- Directive
Write out the whole of the material exactly.

— START Data excerpts —

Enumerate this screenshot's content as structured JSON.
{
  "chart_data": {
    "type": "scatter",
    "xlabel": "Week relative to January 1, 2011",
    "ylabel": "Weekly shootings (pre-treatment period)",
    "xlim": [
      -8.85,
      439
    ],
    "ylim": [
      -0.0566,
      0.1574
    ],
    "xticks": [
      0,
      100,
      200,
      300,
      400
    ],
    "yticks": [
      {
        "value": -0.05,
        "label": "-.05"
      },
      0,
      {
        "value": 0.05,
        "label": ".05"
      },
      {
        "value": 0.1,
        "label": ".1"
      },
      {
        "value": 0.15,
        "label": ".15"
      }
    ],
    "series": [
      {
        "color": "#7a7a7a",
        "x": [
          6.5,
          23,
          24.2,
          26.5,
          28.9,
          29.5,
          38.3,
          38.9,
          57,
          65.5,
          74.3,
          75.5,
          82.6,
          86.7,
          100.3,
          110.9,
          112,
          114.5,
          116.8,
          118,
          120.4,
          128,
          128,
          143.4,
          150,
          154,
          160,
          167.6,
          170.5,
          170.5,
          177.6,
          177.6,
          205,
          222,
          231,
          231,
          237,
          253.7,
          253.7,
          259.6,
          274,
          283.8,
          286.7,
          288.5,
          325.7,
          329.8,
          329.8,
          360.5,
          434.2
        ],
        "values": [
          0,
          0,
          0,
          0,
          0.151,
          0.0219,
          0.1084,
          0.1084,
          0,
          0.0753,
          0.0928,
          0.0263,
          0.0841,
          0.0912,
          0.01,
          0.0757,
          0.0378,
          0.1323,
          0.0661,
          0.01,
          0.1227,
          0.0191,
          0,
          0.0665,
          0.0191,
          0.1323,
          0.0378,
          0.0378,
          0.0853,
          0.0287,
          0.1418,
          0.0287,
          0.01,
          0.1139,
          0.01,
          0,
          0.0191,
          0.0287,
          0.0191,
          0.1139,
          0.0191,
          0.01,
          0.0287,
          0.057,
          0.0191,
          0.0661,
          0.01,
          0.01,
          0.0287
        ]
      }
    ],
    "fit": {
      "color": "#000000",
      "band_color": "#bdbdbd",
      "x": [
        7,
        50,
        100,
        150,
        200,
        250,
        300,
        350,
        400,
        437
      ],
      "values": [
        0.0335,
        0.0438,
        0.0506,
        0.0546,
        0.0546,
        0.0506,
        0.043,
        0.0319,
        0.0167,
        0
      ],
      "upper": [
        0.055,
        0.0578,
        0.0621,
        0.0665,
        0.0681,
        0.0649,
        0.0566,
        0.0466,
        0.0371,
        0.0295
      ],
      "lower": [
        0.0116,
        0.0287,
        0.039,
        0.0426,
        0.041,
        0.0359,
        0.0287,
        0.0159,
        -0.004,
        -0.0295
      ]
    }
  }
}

— END Data excerpts —

- Output
Enumerate this screenshot's content as structured JSON.
{
  "chart_data": {
    "type": "scatter",
    "xlabel": "Week relative to January 1, 2011",
    "ylabel": "Weekly shootings (pre-treatment period)",
    "xlim": [
      -8.85,
      439
    ],
    "ylim": [
      -0.0566,
      0.1574
    ],
    "xticks": [
      0,
      100,
      200,
      300,
      400
    ],
    "yticks": [
      {
        "value": -0.05,
        "label": "-.05"
      },
      0,
      {
        "value": 0.05,
        "label": ".05"
      },
      {
        "value": 0.1,
        "label": ".1"
      },
      {
        "value": 0.15,
        "label": ".15"
      }
    ],
    "series": [
      {
        "color": "#7a7a7a",
        "x": [
          6.5,
          23,
          24.2,
          26.5,
          28.9,
          29.5,
          38.3,
          38.9,
          57,
          65.5,
          74.3,
          75.5,
          82.6,
          86.7,
          100.3,
          110.9,
          112,
          114.5,
          116.8,
          118,
          120.4,
          128,
          128,
          143.4,
          150,
          154,
          160,
          167.6,
          170.5,
          170.5,
          177.6,
          177.6,
          205,
          222,
          231,
          231,
          237,
          253.7,
          253.7,
          259.6,
          274,
          283.8,
          286.7,
          288.5,
          325.7,
          329.8,
          329.8,
          360.5,
          434.2
        ],
        "values": [
          0,
          0,
          0,
          0,
          0.151,
          0.0219,
          0.1084,
          0.1084,
          0,
          0.0753,
          0.0928,
          0.0263,
          0.0841,
          0.0912,
          0.01,
          0.0757,
          0.0378,
          0.1323,
          0.0661,
          0.01,
          0.1227,
          0.0191,
          0,
          0.0665,
          0.0191,
          0.1323,
          0.0378,
          0.0378,
          0.0853,
          0.0287,
          0.1418,
          0.0287,
          0.01,
          0.1139,
          0.01,
          0,
          0.0191,
          0.0287,
          0.0191,
          0.1139,
          0.0191,
          0.01,
          0.0287,
          0.057,
          0.0191,
          0.0661,
          0.01,
          0.01,
          0.0287
        ]
      }
    ],
    "fit": {
      "color": "#000000",
      "band_color": "#bdbdbd",
      "x": [
        7,
        50,
        100,
        150,
        200,
        250,
        300,
        350,
        400,
        437
      ],
      "values": [
        0.0335,
        0.0438,
        0.0506,
        0.0546,
        0.0546,
        0.0506,
        0.043,
        0.0319,
        0.0167,
        0
      ],
      "upper": [
        0.055,
        0.0578,
        0.0621,
        0.0665,
        0.0681,
        0.0649,
        0.0566,
        0.0466,
        0.0371,
        0.0295
      ],
      "lower": [
        0.0116,
        0.0287,
        0.039,
        0.0426,
        0.041,
        0.0359,
        0.0287,
        0.0159,
        -0.004,
        -0.0295
      ]
    }
  }
}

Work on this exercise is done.